> _Records from a collection of figures_
◆ ◆ ◆ ◆ ◆ ◆ ◆

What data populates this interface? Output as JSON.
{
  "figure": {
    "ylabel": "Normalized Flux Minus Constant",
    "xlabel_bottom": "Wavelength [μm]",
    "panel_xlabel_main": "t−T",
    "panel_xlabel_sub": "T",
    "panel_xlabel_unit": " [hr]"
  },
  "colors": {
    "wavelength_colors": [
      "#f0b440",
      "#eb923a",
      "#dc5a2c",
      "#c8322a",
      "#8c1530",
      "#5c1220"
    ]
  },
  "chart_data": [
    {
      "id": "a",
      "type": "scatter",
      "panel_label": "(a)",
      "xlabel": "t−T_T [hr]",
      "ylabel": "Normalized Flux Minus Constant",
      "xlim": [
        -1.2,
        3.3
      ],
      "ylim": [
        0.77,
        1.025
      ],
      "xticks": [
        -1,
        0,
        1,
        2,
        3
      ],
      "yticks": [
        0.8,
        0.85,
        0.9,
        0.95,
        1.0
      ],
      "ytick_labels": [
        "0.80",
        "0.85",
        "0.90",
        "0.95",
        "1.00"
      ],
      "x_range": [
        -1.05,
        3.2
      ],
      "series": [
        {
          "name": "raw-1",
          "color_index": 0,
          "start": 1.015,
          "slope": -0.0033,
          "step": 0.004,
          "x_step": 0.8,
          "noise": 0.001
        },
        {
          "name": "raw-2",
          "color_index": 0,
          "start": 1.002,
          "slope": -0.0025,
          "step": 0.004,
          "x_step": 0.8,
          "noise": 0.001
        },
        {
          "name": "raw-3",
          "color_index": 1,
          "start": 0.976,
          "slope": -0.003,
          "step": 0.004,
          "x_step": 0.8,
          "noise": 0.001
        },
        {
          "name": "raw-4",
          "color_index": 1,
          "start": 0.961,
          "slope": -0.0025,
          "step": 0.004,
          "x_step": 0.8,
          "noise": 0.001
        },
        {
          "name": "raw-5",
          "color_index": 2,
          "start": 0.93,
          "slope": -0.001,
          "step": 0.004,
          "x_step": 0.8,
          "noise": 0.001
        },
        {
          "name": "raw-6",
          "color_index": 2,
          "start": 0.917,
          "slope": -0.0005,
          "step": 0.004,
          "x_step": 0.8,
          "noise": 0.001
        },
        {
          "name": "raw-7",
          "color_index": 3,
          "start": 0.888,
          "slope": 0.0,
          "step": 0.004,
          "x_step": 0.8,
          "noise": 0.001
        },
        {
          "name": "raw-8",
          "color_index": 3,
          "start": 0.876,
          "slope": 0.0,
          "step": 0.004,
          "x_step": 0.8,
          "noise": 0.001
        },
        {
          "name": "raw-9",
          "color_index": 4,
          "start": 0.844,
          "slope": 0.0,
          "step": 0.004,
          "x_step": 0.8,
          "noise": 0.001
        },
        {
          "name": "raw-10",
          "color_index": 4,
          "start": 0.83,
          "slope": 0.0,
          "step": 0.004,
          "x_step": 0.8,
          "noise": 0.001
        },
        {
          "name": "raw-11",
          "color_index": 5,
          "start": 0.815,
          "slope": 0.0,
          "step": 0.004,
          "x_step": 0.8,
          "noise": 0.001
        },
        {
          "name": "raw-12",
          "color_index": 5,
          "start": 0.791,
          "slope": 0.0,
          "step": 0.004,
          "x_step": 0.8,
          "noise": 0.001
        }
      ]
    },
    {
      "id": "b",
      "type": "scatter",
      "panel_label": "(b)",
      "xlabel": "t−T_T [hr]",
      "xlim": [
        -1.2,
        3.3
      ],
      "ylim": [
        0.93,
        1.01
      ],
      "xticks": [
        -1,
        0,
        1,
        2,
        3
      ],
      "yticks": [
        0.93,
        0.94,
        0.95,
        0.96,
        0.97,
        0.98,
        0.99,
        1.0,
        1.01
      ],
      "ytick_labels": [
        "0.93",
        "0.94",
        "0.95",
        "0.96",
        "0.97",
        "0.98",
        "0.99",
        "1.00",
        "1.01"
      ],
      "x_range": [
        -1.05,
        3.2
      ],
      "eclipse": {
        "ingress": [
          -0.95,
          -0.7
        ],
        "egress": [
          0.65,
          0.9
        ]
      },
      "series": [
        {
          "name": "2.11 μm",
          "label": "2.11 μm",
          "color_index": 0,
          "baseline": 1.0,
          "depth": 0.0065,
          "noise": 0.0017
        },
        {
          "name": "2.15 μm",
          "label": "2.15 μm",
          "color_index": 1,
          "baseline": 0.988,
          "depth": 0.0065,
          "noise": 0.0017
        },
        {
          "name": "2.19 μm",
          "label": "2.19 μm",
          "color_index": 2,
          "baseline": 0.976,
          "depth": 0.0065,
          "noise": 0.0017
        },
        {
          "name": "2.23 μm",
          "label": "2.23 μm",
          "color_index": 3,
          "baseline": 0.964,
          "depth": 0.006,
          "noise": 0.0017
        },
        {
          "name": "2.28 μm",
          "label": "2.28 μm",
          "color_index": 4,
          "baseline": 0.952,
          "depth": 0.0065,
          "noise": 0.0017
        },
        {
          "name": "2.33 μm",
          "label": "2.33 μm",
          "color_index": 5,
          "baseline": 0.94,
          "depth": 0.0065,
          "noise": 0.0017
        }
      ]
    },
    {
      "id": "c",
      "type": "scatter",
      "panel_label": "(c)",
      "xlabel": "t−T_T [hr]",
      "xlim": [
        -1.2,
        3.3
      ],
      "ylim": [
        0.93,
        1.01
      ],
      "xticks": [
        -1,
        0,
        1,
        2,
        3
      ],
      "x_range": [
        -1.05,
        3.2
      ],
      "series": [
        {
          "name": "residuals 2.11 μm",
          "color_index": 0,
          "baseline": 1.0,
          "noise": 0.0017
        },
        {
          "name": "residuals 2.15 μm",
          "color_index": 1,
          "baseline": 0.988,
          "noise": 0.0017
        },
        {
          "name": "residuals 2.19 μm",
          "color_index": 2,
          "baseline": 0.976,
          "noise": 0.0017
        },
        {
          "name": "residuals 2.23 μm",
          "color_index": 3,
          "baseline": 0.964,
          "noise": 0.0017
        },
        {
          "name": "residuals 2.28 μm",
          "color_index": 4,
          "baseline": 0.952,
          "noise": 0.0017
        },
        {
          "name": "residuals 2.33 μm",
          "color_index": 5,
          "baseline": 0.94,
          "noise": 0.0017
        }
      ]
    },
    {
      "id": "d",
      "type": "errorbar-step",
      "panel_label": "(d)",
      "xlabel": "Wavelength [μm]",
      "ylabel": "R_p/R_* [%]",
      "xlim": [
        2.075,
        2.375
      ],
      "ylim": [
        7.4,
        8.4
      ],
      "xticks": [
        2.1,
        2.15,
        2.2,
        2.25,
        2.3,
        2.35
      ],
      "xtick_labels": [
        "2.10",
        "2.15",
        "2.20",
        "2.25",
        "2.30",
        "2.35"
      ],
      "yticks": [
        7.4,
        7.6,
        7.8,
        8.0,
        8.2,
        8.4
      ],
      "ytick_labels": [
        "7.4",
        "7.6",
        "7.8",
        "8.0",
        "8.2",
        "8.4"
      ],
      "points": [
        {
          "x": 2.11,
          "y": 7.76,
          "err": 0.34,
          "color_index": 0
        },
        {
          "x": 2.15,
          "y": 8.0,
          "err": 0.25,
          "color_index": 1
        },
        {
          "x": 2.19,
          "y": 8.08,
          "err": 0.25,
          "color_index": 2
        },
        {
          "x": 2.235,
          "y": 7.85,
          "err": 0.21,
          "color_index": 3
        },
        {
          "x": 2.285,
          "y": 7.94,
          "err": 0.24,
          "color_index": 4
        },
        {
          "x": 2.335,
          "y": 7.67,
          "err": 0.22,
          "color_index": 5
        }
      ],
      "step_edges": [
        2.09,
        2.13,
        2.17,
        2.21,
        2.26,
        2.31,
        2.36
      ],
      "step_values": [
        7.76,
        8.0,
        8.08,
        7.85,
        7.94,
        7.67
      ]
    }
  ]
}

◆ ◆ ◆ ◆ ◆ ◆ ◆

> _THE PROBLEM_
Give the number of lines in the listing above that hold the string "start", with nothing else.

> _COMPLETE RESPONSE_
12